§ **Your task**
Rewrite the bulb probability problem, starting with "The probability that a bulb produced" and going on through "days of use.", with "fuse" changed to "fail" each time it appears.

§ **Text under study**
The probability that a bulb produced in a factory will fuse after 150 days of use in 0.05.
Find the probability that out of 5 such bulbs:
(i) None will fuse after 150 days of use.

To solve the problem, we need to find the probability that none of the 5 bulbs will fuse after 150 days of use, given that the probability of a bulb fusing is 0.05. ### Step-by-Step Solution: 1. **Identify the Probability of a Bulb Not Fusing**: - The probability that a bulb will fuse after 150 days is given as \( P(\text{fuse}) = 0.05 \). - Therefore, the probability that a bulb will not fuse is: \[ P(\text{not fuse}) = 1 - P(\text{fuse}) = 1 - 0.05 = 0.95 \] 2. **Define the Random Variable**: - Let \( X \) be the number of bulbs that fuse out of 5 bulbs. We are interested in finding \( P(X = 0) \), the probability that none of the bulbs fuse. 3. **Use the Binomial Probability Formula**: - The scenario can be modeled using the binomial distribution, where: - \( n = 5 \) (the number of trials, or bulbs), - \( p = 0.05 \) (the probability of success, i.e., a bulb fusing), - \( q = 0.95 \) (the probability of failure, i.e., a bulb not fusing). - The probability mass function of a binomial distribution is given by: \[ P(X = k) = \binom{n}{k} p^k q^{n-k} \] - For our case, we want \( k = 0 \): \[ P(X = 0) = \binom{5}{0} (0.05)^0 (0.95)^{5} \] 4. **Calculate the Binomial Coefficient**: - The binomial coefficient \( \binom{5}{0} = 1 \). 5. **Substitute and Simplify**: - Now substituting the values into the formula: \[ P(X = 0) = 1 \cdot (0.05)^0 \cdot (0.95)^{5} = 1 \cdot 1 \cdot (0.95)^{5} = (0.95)^{5} \] 6. **Calculate \( (0.95)^{5} \)**: - Now we compute \( (0.95)^{5} \): \[ (0.95)^{5} = 0.77378125 \] - Rounding this, we get approximately \( 0.7738 \). 7. **Final Answer**: - Therefore, the probability that none of the 5 bulbs will fuse after 150 days of use is approximately: \[ P(X = 0) \approx 0.7738 \]

§ **Collection entries**
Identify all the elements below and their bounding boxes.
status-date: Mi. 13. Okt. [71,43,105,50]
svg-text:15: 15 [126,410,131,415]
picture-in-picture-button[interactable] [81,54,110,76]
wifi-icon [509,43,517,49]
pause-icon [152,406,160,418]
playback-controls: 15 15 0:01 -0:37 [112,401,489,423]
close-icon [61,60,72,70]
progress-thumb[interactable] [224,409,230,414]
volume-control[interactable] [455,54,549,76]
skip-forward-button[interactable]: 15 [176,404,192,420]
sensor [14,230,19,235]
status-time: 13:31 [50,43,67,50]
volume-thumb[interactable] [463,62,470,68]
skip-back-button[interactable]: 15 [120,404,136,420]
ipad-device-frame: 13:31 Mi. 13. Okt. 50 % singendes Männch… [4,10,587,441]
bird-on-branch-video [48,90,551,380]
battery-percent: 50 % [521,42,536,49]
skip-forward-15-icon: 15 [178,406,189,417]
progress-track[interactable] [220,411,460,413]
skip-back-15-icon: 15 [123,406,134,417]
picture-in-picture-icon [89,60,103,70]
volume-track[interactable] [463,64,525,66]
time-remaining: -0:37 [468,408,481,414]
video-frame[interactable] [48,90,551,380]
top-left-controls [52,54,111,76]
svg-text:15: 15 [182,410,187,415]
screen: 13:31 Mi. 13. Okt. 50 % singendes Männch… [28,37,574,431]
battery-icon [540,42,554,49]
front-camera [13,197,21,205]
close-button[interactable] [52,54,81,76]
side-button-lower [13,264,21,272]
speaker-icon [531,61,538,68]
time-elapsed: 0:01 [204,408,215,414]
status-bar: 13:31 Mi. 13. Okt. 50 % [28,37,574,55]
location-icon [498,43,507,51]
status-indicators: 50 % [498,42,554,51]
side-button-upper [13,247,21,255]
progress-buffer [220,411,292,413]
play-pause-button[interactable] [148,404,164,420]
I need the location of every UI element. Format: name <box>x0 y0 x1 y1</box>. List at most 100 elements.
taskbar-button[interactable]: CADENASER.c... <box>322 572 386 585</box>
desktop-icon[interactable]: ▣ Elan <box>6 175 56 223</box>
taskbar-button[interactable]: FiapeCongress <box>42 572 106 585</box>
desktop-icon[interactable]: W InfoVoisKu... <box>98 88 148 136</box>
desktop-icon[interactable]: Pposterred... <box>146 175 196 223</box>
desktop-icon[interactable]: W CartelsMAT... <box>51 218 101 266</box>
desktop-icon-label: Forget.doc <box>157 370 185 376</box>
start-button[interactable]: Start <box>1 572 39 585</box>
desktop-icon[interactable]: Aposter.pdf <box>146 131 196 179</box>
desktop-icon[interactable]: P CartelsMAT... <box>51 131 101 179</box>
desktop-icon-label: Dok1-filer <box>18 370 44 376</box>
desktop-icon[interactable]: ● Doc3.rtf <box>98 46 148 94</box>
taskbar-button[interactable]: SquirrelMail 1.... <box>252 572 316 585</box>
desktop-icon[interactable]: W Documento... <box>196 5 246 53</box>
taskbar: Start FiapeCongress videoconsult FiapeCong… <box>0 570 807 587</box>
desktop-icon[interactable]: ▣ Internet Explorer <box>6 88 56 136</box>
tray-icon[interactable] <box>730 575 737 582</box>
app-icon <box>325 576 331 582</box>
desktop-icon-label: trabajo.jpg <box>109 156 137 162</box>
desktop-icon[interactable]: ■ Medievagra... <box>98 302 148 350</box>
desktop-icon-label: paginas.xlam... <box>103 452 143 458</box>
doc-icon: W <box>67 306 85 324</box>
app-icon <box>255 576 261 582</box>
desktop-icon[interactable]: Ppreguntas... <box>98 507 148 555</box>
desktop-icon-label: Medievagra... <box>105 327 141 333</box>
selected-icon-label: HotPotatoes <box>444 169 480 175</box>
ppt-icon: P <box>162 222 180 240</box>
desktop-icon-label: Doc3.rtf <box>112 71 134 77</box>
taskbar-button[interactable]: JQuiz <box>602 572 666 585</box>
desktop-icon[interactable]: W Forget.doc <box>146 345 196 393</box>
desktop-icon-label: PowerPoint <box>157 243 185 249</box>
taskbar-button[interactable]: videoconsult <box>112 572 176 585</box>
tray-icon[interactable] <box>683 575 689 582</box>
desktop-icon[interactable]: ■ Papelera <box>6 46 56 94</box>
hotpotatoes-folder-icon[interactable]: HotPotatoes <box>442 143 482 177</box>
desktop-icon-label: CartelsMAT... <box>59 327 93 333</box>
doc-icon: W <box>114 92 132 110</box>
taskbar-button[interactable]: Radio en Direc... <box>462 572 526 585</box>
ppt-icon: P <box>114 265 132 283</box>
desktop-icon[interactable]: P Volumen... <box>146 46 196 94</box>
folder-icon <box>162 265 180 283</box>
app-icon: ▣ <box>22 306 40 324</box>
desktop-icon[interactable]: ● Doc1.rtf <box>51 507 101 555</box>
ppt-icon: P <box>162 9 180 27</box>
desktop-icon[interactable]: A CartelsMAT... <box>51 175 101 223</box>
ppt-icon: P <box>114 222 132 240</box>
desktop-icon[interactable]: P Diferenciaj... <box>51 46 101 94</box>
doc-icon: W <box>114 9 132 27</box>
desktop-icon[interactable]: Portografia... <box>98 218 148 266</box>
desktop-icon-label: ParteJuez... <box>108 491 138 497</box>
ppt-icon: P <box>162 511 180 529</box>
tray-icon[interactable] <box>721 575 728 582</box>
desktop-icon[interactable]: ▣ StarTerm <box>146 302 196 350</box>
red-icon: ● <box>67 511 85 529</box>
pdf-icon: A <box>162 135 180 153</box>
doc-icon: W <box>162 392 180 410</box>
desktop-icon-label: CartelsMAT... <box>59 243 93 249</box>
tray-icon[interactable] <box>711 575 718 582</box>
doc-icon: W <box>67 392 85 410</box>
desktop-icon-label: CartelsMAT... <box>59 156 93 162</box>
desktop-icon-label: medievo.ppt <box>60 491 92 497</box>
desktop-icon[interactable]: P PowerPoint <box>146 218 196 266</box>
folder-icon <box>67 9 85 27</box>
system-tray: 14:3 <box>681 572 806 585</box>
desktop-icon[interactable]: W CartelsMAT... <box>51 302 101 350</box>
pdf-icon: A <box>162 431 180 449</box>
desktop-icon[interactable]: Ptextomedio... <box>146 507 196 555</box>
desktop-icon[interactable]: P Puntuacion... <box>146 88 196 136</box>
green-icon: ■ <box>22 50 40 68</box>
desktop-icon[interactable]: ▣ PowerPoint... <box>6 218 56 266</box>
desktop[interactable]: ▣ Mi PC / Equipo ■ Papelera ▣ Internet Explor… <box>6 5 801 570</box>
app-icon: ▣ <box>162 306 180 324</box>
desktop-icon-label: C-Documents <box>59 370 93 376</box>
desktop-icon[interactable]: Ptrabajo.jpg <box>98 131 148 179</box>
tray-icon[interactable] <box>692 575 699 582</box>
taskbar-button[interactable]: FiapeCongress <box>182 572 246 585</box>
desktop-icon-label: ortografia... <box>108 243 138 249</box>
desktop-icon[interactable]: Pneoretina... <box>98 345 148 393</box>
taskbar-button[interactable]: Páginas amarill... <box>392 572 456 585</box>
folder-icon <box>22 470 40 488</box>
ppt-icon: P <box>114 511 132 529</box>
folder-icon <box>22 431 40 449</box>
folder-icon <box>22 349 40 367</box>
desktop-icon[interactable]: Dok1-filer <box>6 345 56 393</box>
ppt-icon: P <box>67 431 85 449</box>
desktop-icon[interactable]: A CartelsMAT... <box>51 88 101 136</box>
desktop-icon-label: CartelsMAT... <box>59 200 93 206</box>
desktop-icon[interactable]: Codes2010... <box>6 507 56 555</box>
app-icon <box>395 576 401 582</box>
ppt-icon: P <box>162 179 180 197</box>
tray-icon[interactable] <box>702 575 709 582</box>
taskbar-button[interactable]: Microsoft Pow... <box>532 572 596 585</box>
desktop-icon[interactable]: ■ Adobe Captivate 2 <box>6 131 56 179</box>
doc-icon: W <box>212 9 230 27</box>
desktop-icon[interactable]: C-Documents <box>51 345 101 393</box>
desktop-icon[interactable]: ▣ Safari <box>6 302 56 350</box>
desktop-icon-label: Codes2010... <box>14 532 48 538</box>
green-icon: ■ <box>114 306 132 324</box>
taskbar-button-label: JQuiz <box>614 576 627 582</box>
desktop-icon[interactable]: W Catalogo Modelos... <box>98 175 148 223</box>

§ **Result of the task**
The probability that a bulb produced in a factory will fail after 150 days of use in 0.05.
Find the probability that out of 5 such bulbs:
(i) None will fail after 150 days of use.